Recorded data

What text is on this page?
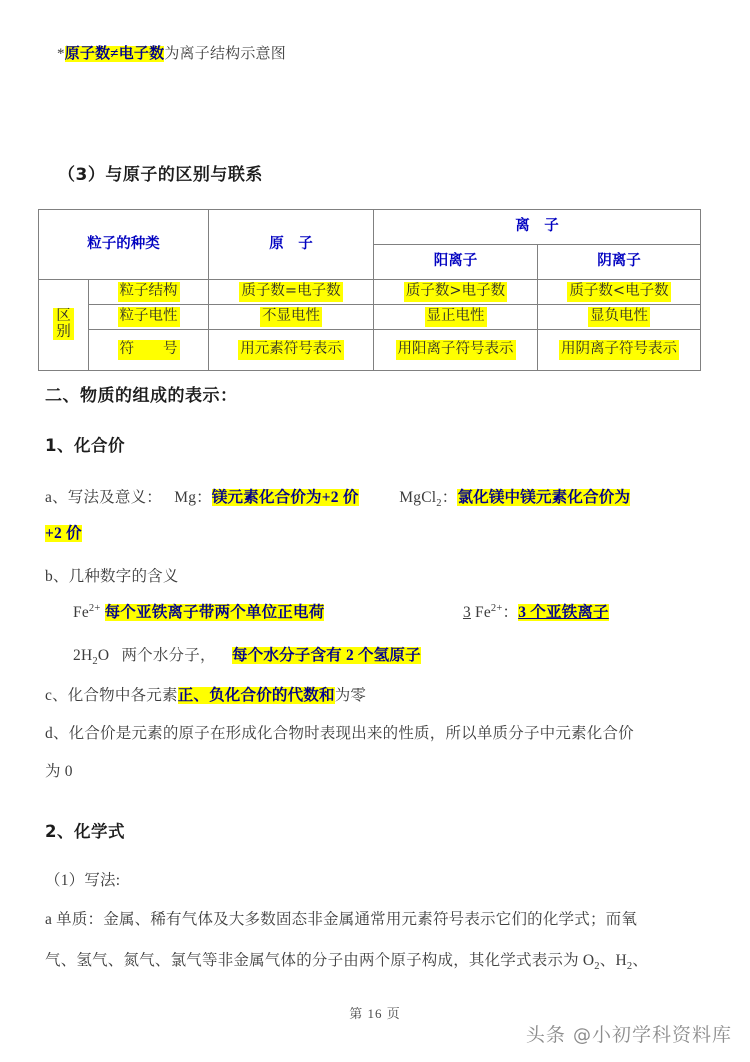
*原子数≠电子数为离子结构示意图
（3）与原子的区别与联系
粒子的种类		原　子	离　子	
			阳离子	阴离子
区
别	粒子结构	质子数=电子数	质子数>电子数	质子数<电子数
	粒子电性	不显电性	显正电性	显负电性
	符　　号	用元素符号表示	用阳离子符号表示	用阴离子符号表示
二、物质的组成的表示：
1、化合价
a、写法及意义： Mg：镁元素化合价为+2 价	MgCl$_2$：氯化镁中镁元素化合价为
+2 价
b、几种数字的含义
$Fe^{2+}$ 每个亚铁离子带两个单位正电荷	3 $Fe^{2+}$：3 个亚铁离子
$2H_2O$ 两个水分子， 每个水分子含有 2 个氢原子
c、化合物中各元素正、负化合价的代数和为零
d、化合价是元素的原子在形成化合物时表现出来的性质，所以单质分子中元素化合价
为 0
2、化学式
（1）写法:
a 单质：金属、稀有气体及大多数固态非金属通常用元素符号表示它们的化学式；而氧
气、氢气、氮气、氯气等非金属气体的分子由两个原子构成，其化学式表示为 $O_2$、$H_2$、
第 16 页
头条 @小初学科资料库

EXERCISE
Give every line above again exactly, with no pictures.

OUTPUT OF THE EXERCISE
What text is on this page?
*原子数≠电子数为离子结构示意图
（3）与原子的区别与联系
粒子的种类		原　子	离　子	
			阳离子	阴离子
区
别	粒子结构	质子数=电子数	质子数>电子数	质子数<电子数
	粒子电性	不显电性	显正电性	显负电性
	符　　号	用元素符号表示	用阳离子符号表示	用阴离子符号表示
二、物质的组成的表示：
1、化合价
a、写法及意义： Mg：镁元素化合价为+2 价	MgCl$_2$：氯化镁中镁元素化合价为
+2 价
b、几种数字的含义
$Fe^{2+}$ 每个亚铁离子带两个单位正电荷	3 $Fe^{2+}$：3 个亚铁离子
$2H_2O$ 两个水分子， 每个水分子含有 2 个氢原子
c、化合物中各元素正、负化合价的代数和为零
d、化合价是元素的原子在形成化合物时表现出来的性质，所以单质分子中元素化合价
为 0
2、化学式
（1）写法:
a 单质：金属、稀有气体及大多数固态非金属通常用元素符号表示它们的化学式；而氧
气、氢气、氮气、氯气等非金属气体的分子由两个原子构成，其化学式表示为 $O_2$、$H_2$、
第 16 页
头条 @小初学科资料库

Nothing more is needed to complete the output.